__Directions__
Copy every entry word for word. Skip the pictures.

__Data shown__
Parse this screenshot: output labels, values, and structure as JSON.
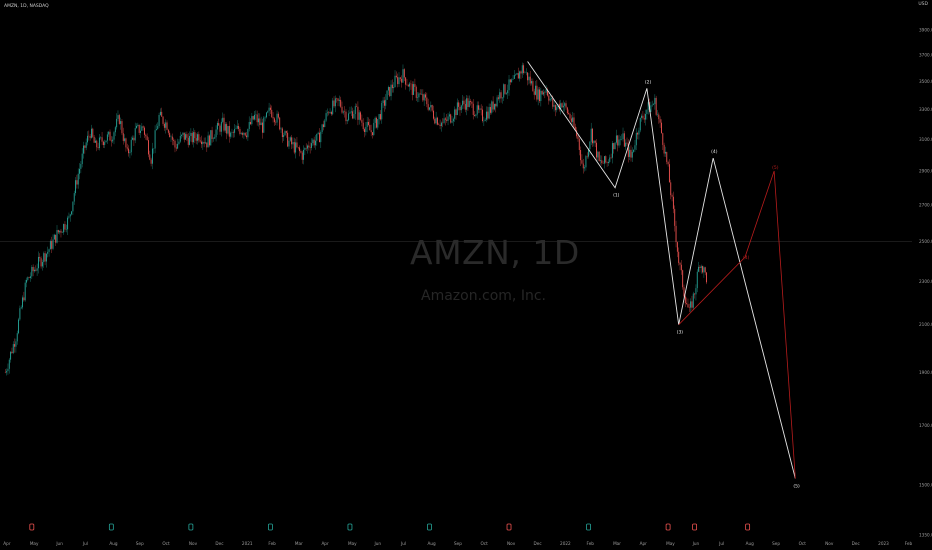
{
  "header": {
    "title": "AMZN, 1D, NASDAQ",
    "currency": "USD"
  },
  "watermark": {
    "symbol": "AMZN, 1D",
    "company": "Amazon.com, Inc."
  },
  "colors": {
    "background": "#000000",
    "up": "#26a69a",
    "down": "#ef5350",
    "wave_primary": "#e6e6e6",
    "wave_alt": "#b71c1c",
    "event_marker_green": "#26a69a",
    "event_marker_red": "#ef5350"
  },
  "chart_data": {
    "type": "candlestick",
    "interval": "1D",
    "ylim": [
      1350,
      4050
    ],
    "y_scale": "log",
    "y_ticks": [
      "3900.00",
      "3700.00",
      "3500.00",
      "3300.00",
      "3100.00",
      "2900.00",
      "2700.00",
      "2500.00",
      "2300.00",
      "2100.00",
      "1900.00",
      "1700.00",
      "1500.00",
      "1350.00"
    ],
    "x_ticks": [
      "Apr",
      "May",
      "Jun",
      "Jul",
      "Aug",
      "Sep",
      "Oct",
      "Nov",
      "Dec",
      "2021",
      "Feb",
      "Mar",
      "Apr",
      "May",
      "Jun",
      "Jul",
      "Aug",
      "Sep",
      "Oct",
      "Nov",
      "Dec",
      "2022",
      "Feb",
      "Mar",
      "Apr",
      "May",
      "Jun",
      "Jul",
      "Aug",
      "Sep",
      "Oct",
      "Nov",
      "Dec",
      "2023",
      "Feb"
    ],
    "x_index": [
      0,
      1.0,
      2.0,
      3.0,
      4.0,
      5.0,
      6.0,
      7.0,
      8.0,
      9.0,
      10.0,
      11.0,
      12.0,
      13.0,
      14.0,
      15.0,
      16.0,
      17.0,
      18.0,
      19.0,
      20.0,
      21.0,
      22.0,
      23.0,
      24.0,
      25.0,
      26.0,
      27.0,
      28.0,
      29.0,
      30.0,
      31.0,
      32.0,
      33.0,
      34.0
    ],
    "price_path": [
      [
        0.0,
        1900
      ],
      [
        0.4,
        2050
      ],
      [
        0.8,
        2300
      ],
      [
        1.2,
        2380
      ],
      [
        1.6,
        2450
      ],
      [
        2.0,
        2550
      ],
      [
        2.4,
        2620
      ],
      [
        2.7,
        2850
      ],
      [
        3.0,
        3050
      ],
      [
        3.2,
        3150
      ],
      [
        3.4,
        3050
      ],
      [
        3.7,
        3100
      ],
      [
        4.0,
        3120
      ],
      [
        4.3,
        3240
      ],
      [
        4.6,
        3000
      ],
      [
        4.9,
        3150
      ],
      [
        5.2,
        3180
      ],
      [
        5.5,
        2980
      ],
      [
        5.8,
        3250
      ],
      [
        6.1,
        3200
      ],
      [
        6.4,
        3050
      ],
      [
        6.7,
        3120
      ],
      [
        7.0,
        3100
      ],
      [
        7.3,
        3130
      ],
      [
        7.6,
        3080
      ],
      [
        7.9,
        3150
      ],
      [
        8.2,
        3200
      ],
      [
        8.5,
        3120
      ],
      [
        8.8,
        3170
      ],
      [
        9.1,
        3150
      ],
      [
        9.4,
        3250
      ],
      [
        9.7,
        3180
      ],
      [
        10.0,
        3300
      ],
      [
        10.3,
        3220
      ],
      [
        10.6,
        3100
      ],
      [
        10.9,
        3050
      ],
      [
        11.2,
        3000
      ],
      [
        11.5,
        3080
      ],
      [
        11.8,
        3100
      ],
      [
        12.2,
        3300
      ],
      [
        12.6,
        3350
      ],
      [
        12.9,
        3250
      ],
      [
        13.2,
        3300
      ],
      [
        13.5,
        3200
      ],
      [
        13.8,
        3150
      ],
      [
        14.1,
        3250
      ],
      [
        14.4,
        3400
      ],
      [
        14.7,
        3500
      ],
      [
        15.0,
        3550
      ],
      [
        15.3,
        3450
      ],
      [
        15.6,
        3400
      ],
      [
        15.9,
        3350
      ],
      [
        16.2,
        3250
      ],
      [
        16.5,
        3200
      ],
      [
        16.8,
        3250
      ],
      [
        17.1,
        3320
      ],
      [
        17.4,
        3350
      ],
      [
        17.7,
        3300
      ],
      [
        18.0,
        3250
      ],
      [
        18.3,
        3300
      ],
      [
        18.6,
        3400
      ],
      [
        18.9,
        3450
      ],
      [
        19.2,
        3500
      ],
      [
        19.5,
        3600
      ],
      [
        19.8,
        3500
      ],
      [
        20.1,
        3400
      ],
      [
        20.4,
        3450
      ],
      [
        20.7,
        3300
      ],
      [
        21.0,
        3350
      ],
      [
        21.3,
        3250
      ],
      [
        21.6,
        3100
      ],
      [
        21.8,
        2900
      ],
      [
        22.1,
        3150
      ],
      [
        22.4,
        2950
      ],
      [
        22.7,
        2950
      ],
      [
        23.0,
        3100
      ],
      [
        23.3,
        3100
      ],
      [
        23.6,
        2980
      ],
      [
        23.9,
        3200
      ],
      [
        24.2,
        3300
      ],
      [
        24.5,
        3350
      ],
      [
        24.8,
        3100
      ],
      [
        25.0,
        2900
      ],
      [
        25.2,
        2650
      ],
      [
        25.4,
        2400
      ],
      [
        25.6,
        2250
      ],
      [
        25.8,
        2150
      ],
      [
        26.0,
        2250
      ],
      [
        26.2,
        2400
      ],
      [
        26.5,
        2300
      ]
    ],
    "waves": {
      "primary": {
        "labels": [
          "(1)",
          "(2)",
          "(3)",
          "(4)",
          "(5)"
        ],
        "points": [
          [
            19.7,
            3650
          ],
          [
            23.0,
            2800
          ],
          [
            24.2,
            3450
          ],
          [
            25.4,
            2100
          ],
          [
            26.7,
            2980
          ],
          [
            29.8,
            1520
          ]
        ],
        "line_points": [
          [
            19.7,
            3650
          ],
          [
            23.0,
            2800
          ],
          [
            24.2,
            3450
          ],
          [
            25.4,
            2100
          ],
          [
            26.7,
            2980
          ],
          [
            29.8,
            1520
          ]
        ]
      },
      "alternate": {
        "labels": [
          "(4)",
          "(5)"
        ],
        "points": [
          [
            27.9,
            2420
          ],
          [
            29.0,
            2900
          ]
        ]
      }
    },
    "event_markers": [
      {
        "x": 1.0,
        "color": "#ef5350"
      },
      {
        "x": 4.0,
        "color": "#26a69a"
      },
      {
        "x": 7.0,
        "color": "#26a69a"
      },
      {
        "x": 10.0,
        "color": "#26a69a"
      },
      {
        "x": 13.0,
        "color": "#26a69a"
      },
      {
        "x": 16.0,
        "color": "#26a69a"
      },
      {
        "x": 19.0,
        "color": "#ef5350"
      },
      {
        "x": 22.0,
        "color": "#26a69a"
      },
      {
        "x": 25.0,
        "color": "#ef5350"
      },
      {
        "x": 26.0,
        "color": "#ef5350"
      },
      {
        "x": 28.0,
        "color": "#ef5350"
      }
    ],
    "crosshair_price": 2500
  }
}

__Answer for this exercise__
Parse this screenshot: output labels, values, and structure as JSON.
{
  "header": {
    "title": "AMZN, 1D, NASDAQ",
    "currency": "USD"
  },
  "watermark": {
    "symbol": "AMZN, 1D",
    "company": "Amazon.com, Inc."
  },
  "colors": {
    "background": "#000000",
    "up": "#26a69a",
    "down": "#ef5350",
    "wave_primary": "#e6e6e6",
    "wave_alt": "#b71c1c",
    "event_marker_green": "#26a69a",
    "event_marker_red": "#ef5350"
  },
  "chart_data": {
    "type": "candlestick",
    "interval": "1D",
    "ylim": [
      1350,
      4050
    ],
    "y_scale": "log",
    "y_ticks": [
      "3900.00",
      "3700.00",
      "3500.00",
      "3300.00",
      "3100.00",
      "2900.00",
      "2700.00",
      "2500.00",
      "2300.00",
      "2100.00",
      "1900.00",
      "1700.00",
      "1500.00",
      "1350.00"
    ],
    "x_ticks": [
      "Apr",
      "May",
      "Jun",
      "Jul",
      "Aug",
      "Sep",
      "Oct",
      "Nov",
      "Dec",
      "2021",
      "Feb",
      "Mar",
      "Apr",
      "May",
      "Jun",
      "Jul",
      "Aug",
      "Sep",
      "Oct",
      "Nov",
      "Dec",
      "2022",
      "Feb",
      "Mar",
      "Apr",
      "May",
      "Jun",
      "Jul",
      "Aug",
      "Sep",
      "Oct",
      "Nov",
      "Dec",
      "2023",
      "Feb"
    ],
    "x_index": [
      0,
      1.0,
      2.0,
      3.0,
      4.0,
      5.0,
      6.0,
      7.0,
      8.0,
      9.0,
      10.0,
      11.0,
      12.0,
      13.0,
      14.0,
      15.0,
      16.0,
      17.0,
      18.0,
      19.0,
      20.0,
      21.0,
      22.0,
      23.0,
      24.0,
      25.0,
      26.0,
      27.0,
      28.0,
      29.0,
      30.0,
      31.0,
      32.0,
      33.0,
      34.0
    ],
    "price_path": [
      [
        0.0,
        1900
      ],
      [
        0.4,
        2050
      ],
      [
        0.8,
        2300
      ],
      [
        1.2,
        2380
      ],
      [
        1.6,
        2450
      ],
      [
        2.0,
        2550
      ],
      [
        2.4,
        2620
      ],
      [
        2.7,
        2850
      ],
      [
        3.0,
        3050
      ],
      [
        3.2,
        3150
      ],
      [
        3.4,
        3050
      ],
      [
        3.7,
        3100
      ],
      [
        4.0,
        3120
      ],
      [
        4.3,
        3240
      ],
      [
        4.6,
        3000
      ],
      [
        4.9,
        3150
      ],
      [
        5.2,
        3180
      ],
      [
        5.5,
        2980
      ],
      [
        5.8,
        3250
      ],
      [
        6.1,
        3200
      ],
      [
        6.4,
        3050
      ],
      [
        6.7,
        3120
      ],
      [
        7.0,
        3100
      ],
      [
        7.3,
        3130
      ],
      [
        7.6,
        3080
      ],
      [
        7.9,
        3150
      ],
      [
        8.2,
        3200
      ],
      [
        8.5,
        3120
      ],
      [
        8.8,
        3170
      ],
      [
        9.1,
        3150
      ],
      [
        9.4,
        3250
      ],
      [
        9.7,
        3180
      ],
      [
        10.0,
        3300
      ],
      [
        10.3,
        3220
      ],
      [
        10.6,
        3100
      ],
      [
        10.9,
        3050
      ],
      [
        11.2,
        3000
      ],
      [
        11.5,
        3080
      ],
      [
        11.8,
        3100
      ],
      [
        12.2,
        3300
      ],
      [
        12.6,
        3350
      ],
      [
        12.9,
        3250
      ],
      [
        13.2,
        3300
      ],
      [
        13.5,
        3200
      ],
      [
        13.8,
        3150
      ],
      [
        14.1,
        3250
      ],
      [
        14.4,
        3400
      ],
      [
        14.7,
        3500
      ],
      [
        15.0,
        3550
      ],
      [
        15.3,
        3450
      ],
      [
        15.6,
        3400
      ],
      [
        15.9,
        3350
      ],
      [
        16.2,
        3250
      ],
      [
        16.5,
        3200
      ],
      [
        16.8,
        3250
      ],
      [
        17.1,
        3320
      ],
      [
        17.4,
        3350
      ],
      [
        17.7,
        3300
      ],
      [
        18.0,
        3250
      ],
      [
        18.3,
        3300
      ],
      [
        18.6,
        3400
      ],
      [
        18.9,
        3450
      ],
      [
        19.2,
        3500
      ],
      [
        19.5,
        3600
      ],
      [
        19.8,
        3500
      ],
      [
        20.1,
        3400
      ],
      [
        20.4,
        3450
      ],
      [
        20.7,
        3300
      ],
      [
        21.0,
        3350
      ],
      [
        21.3,
        3250
      ],
      [
        21.6,
        3100
      ],
      [
        21.8,
        2900
      ],
      [
        22.1,
        3150
      ],
      [
        22.4,
        2950
      ],
      [
        22.7,
        2950
      ],
      [
        23.0,
        3100
      ],
      [
        23.3,
        3100
      ],
      [
        23.6,
        2980
      ],
      [
        23.9,
        3200
      ],
      [
        24.2,
        3300
      ],
      [
        24.5,
        3350
      ],
      [
        24.8,
        3100
      ],
      [
        25.0,
        2900
      ],
      [
        25.2,
        2650
      ],
      [
        25.4,
        2400
      ],
      [
        25.6,
        2250
      ],
      [
        25.8,
        2150
      ],
      [
        26.0,
        2250
      ],
      [
        26.2,
        2400
      ],
      [
        26.5,
        2300
      ]
    ],
    "waves": {
      "primary": {
        "labels": [
          "(1)",
          "(2)",
          "(3)",
          "(4)",
          "(5)"
        ],
        "points": [
          [
            19.7,
            3650
          ],
          [
            23.0,
            2800
          ],
          [
            24.2,
            3450
          ],
          [
            25.4,
            2100
          ],
          [
            26.7,
            2980
          ],
          [
            29.8,
            1520
          ]
        ],
        "line_points": [
          [
            19.7,
            3650
          ],
          [
            23.0,
            2800
          ],
          [
            24.2,
            3450
          ],
          [
            25.4,
            2100
          ],
          [
            26.7,
            2980
          ],
          [
            29.8,
            1520
          ]
        ]
      },
      "alternate": {
        "labels": [
          "(4)",
          "(5)"
        ],
        "points": [
          [
            27.9,
            2420
          ],
          [
            29.0,
            2900
          ]
        ]
      }
    },
    "event_markers": [
      {
        "x": 1.0,
        "color": "#ef5350"
      },
      {
        "x": 4.0,
        "color": "#26a69a"
      },
      {
        "x": 7.0,
        "color": "#26a69a"
      },
      {
        "x": 10.0,
        "color": "#26a69a"
      },
      {
        "x": 13.0,
        "color": "#26a69a"
      },
      {
        "x": 16.0,
        "color": "#26a69a"
      },
      {
        "x": 19.0,
        "color": "#ef5350"
      },
      {
        "x": 22.0,
        "color": "#26a69a"
      },
      {
        "x": 25.0,
        "color": "#ef5350"
      },
      {
        "x": 26.0,
        "color": "#ef5350"
      },
      {
        "x": 28.0,
        "color": "#ef5350"
      }
    ],
    "crosshair_price": 2500
  }
}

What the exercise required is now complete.